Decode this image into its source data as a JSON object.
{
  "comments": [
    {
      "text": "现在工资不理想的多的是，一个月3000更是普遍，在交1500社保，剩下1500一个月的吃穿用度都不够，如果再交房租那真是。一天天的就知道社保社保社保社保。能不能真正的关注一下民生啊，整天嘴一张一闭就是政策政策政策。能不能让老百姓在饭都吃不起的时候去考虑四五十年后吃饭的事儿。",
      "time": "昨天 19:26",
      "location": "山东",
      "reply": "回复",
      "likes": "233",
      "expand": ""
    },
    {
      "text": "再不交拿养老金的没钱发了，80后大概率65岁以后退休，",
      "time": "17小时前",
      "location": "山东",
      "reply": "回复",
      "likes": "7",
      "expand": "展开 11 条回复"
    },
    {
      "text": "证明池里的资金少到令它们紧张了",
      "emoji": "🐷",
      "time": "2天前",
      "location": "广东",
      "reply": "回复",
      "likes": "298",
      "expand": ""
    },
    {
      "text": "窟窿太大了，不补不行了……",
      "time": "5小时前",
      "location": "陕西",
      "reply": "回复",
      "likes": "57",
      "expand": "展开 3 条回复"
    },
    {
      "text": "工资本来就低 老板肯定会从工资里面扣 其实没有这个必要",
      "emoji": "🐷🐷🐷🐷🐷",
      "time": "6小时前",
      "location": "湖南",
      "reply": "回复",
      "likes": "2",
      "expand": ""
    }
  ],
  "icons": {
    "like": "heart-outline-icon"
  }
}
################
[Exercise requirements]: Copy out the material word for word and line for line.

[Solution for this exercise]:
Decode this image into its source data as a JSON object.
{
  "comments": [
    {
      "text": "现在工资不理想的多的是，一个月3000更是普遍，在交1500社保，剩下1500一个月的吃穿用度都不够，如果再交房租那真是。一天天的就知道社保社保社保社保。能不能真正的关注一下民生啊，整天嘴一张一闭就是政策政策政策。能不能让老百姓在饭都吃不起的时候去考虑四五十年后吃饭的事儿。",
      "time": "昨天 19:26",
      "location": "山东",
      "reply": "回复",
      "likes": "233",
      "expand": ""
    },
    {
      "text": "再不交拿养老金的没钱发了，80后大概率65岁以后退休，",
      "time": "17小时前",
      "location": "山东",
      "reply": "回复",
      "likes": "7",
      "expand": "展开 11 条回复"
    },
    {
      "text": "证明池里的资金少到令它们紧张了",
      "emoji": "🐷",
      "time": "2天前",
      "location": "广东",
      "reply": "回复",
      "likes": "298",
      "expand": ""
    },
    {
      "text": "窟窿太大了，不补不行了……",
      "time": "5小时前",
      "location": "陕西",
      "reply": "回复",
      "likes": "57",
      "expand": "展开 3 条回复"
    },
    {
      "text": "工资本来就低 老板肯定会从工资里面扣 其实没有这个必要",
      "emoji": "🐷🐷🐷🐷🐷",
      "time": "6小时前",
      "location": "湖南",
      "reply": "回复",
      "likes": "2",
      "expand": ""
    }
  ],
  "icons": {
    "like": "heart-outline-icon"
  }
}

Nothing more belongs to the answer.